• [DATA EXCERPTS]
↓↓↓

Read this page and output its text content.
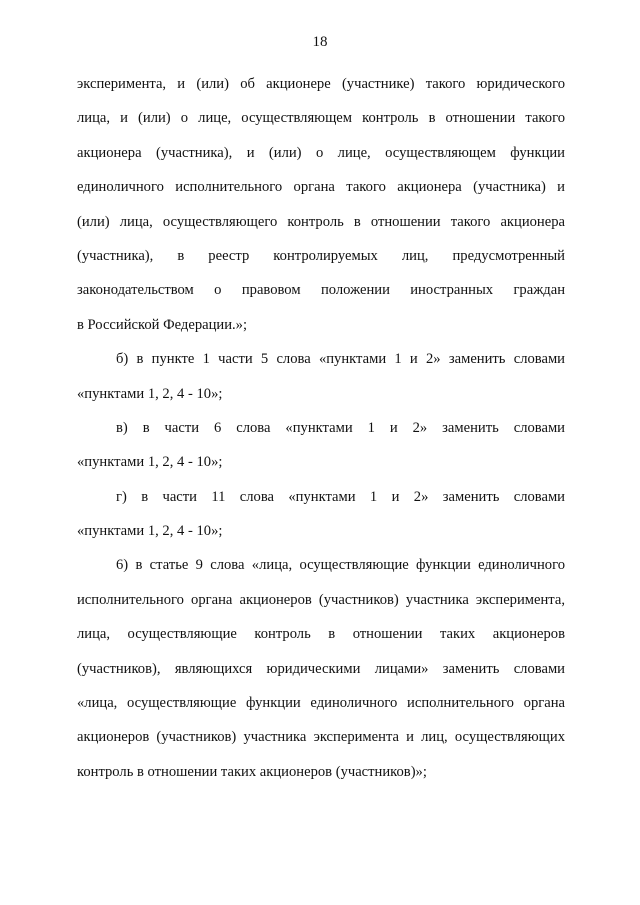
18
эксперимента, и (или) об акционере (участнике) такого юридического
лица, и (или) о лице, осуществляющем контроль в отношении такого
акционера (участника), и (или) о лице, осуществляющем функции
единоличного исполнительного органа такого акционера (участника) и
(или) лица, осуществляющего контроль в отношении такого акционера
(участника), в реестр контролируемых лиц, предусмотренный
законодательством о правовом положении иностранных граждан
в Российской Федерации.»;
б) в пункте 1 части 5 слова «пунктами 1 и 2» заменить словами
«пунктами 1, 2, 4 - 10»;
в) в части 6 слова «пунктами 1 и 2» заменить словами
«пунктами 1, 2, 4 - 10»;
г) в части 11 слова «пунктами 1 и 2» заменить словами
«пунктами 1, 2, 4 - 10»;
6) в статье 9 слова «лица, осуществляющие функции единоличного
исполнительного органа акционеров (участников) участника эксперимента,
лица, осуществляющие контроль в отношении таких акционеров
(участников), являющихся юридическими лицами» заменить словами
«лица, осуществляющие функции единоличного исполнительного органа
акционеров (участников) участника эксперимента и лиц, осуществляющих
контроль в отношении таких акционеров (участников)»;
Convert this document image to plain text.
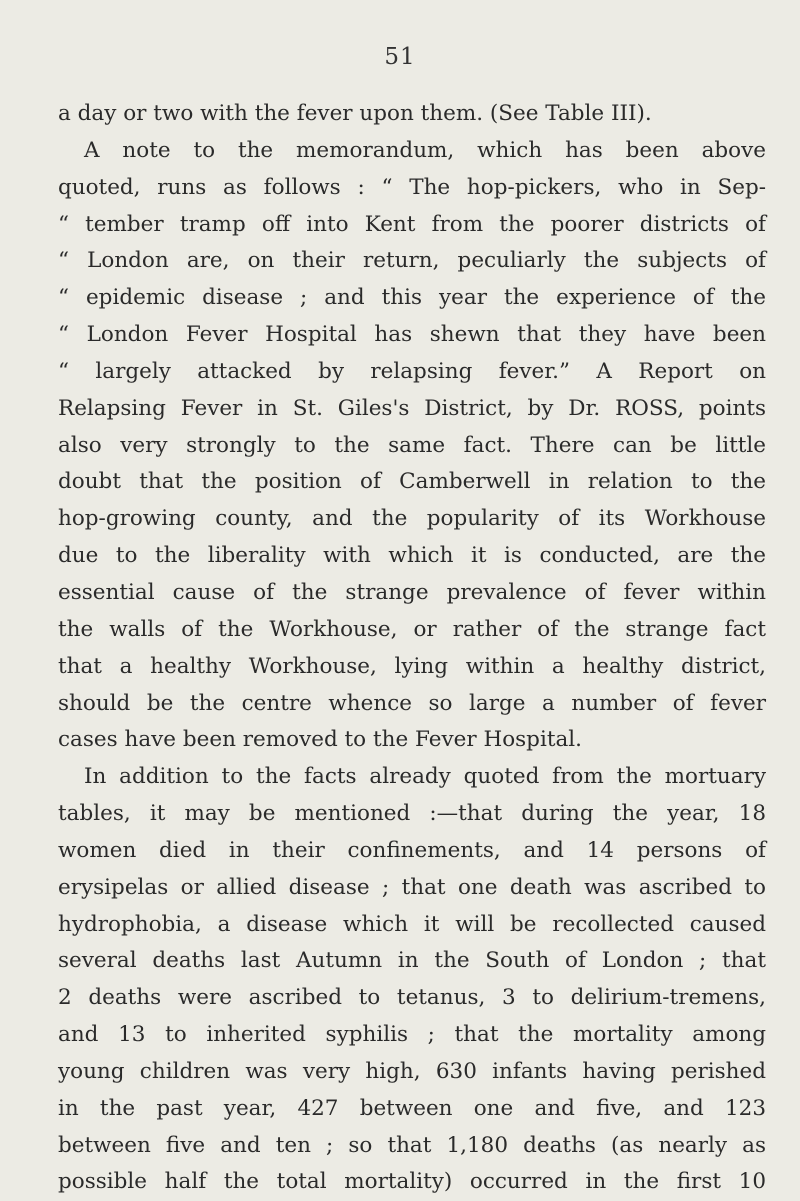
51
a day or two with the fever upon them. (See Table III).
A note to the memorandum, which has been above
quoted, runs as follows : “ The hop-pickers, who in Sep-
“ tember tramp off into Kent from the poorer districts of
“ London are, on their return, peculiarly the subjects of
“ epidemic disease ; and this year the experience of the
“ London Fever Hospital has shewn that they have been
“ largely attacked by relapsing fever.” A Report on
Relapsing Fever in St. Giles's District, by Dr. ROSS, points
also very strongly to the same fact. There can be little
doubt that the position of Camberwell in relation to the
hop-growing county, and the popularity of its Workhouse
due to the liberality with which it is conducted, are the
essential cause of the strange prevalence of fever within
the walls of the Workhouse, or rather of the strange fact
that a healthy Workhouse, lying within a healthy district,
should be the centre whence so large a number of fever
cases have been removed to the Fever Hospital.
In addition to the facts already quoted from the mortuary
tables, it may be mentioned :—that during the year, 18
women died in their confinements, and 14 persons of
erysipelas or allied disease ; that one death was ascribed to
hydrophobia, a disease which it will be recollected caused
several deaths last Autumn in the South of London ; that
2 deaths were ascribed to tetanus, 3 to delirium-tremens,
and 13 to inherited syphilis ; that the mortality among
young children was very high, 630 infants having perished
in the past year, 427 between one and five, and 123
between five and ten ; so that 1,180 deaths (as nearly as
possible half the total mortality) occurred in the first 10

↑↑↑

• [REQUIREMENTS]
Copy out each line of the listing that holds "лице".

• [EXERCISE RESULT]
лица, и (или) о лице, осуществляющем контроль в отношении такого
акционера (участника), и (или) о лице, осуществляющем функции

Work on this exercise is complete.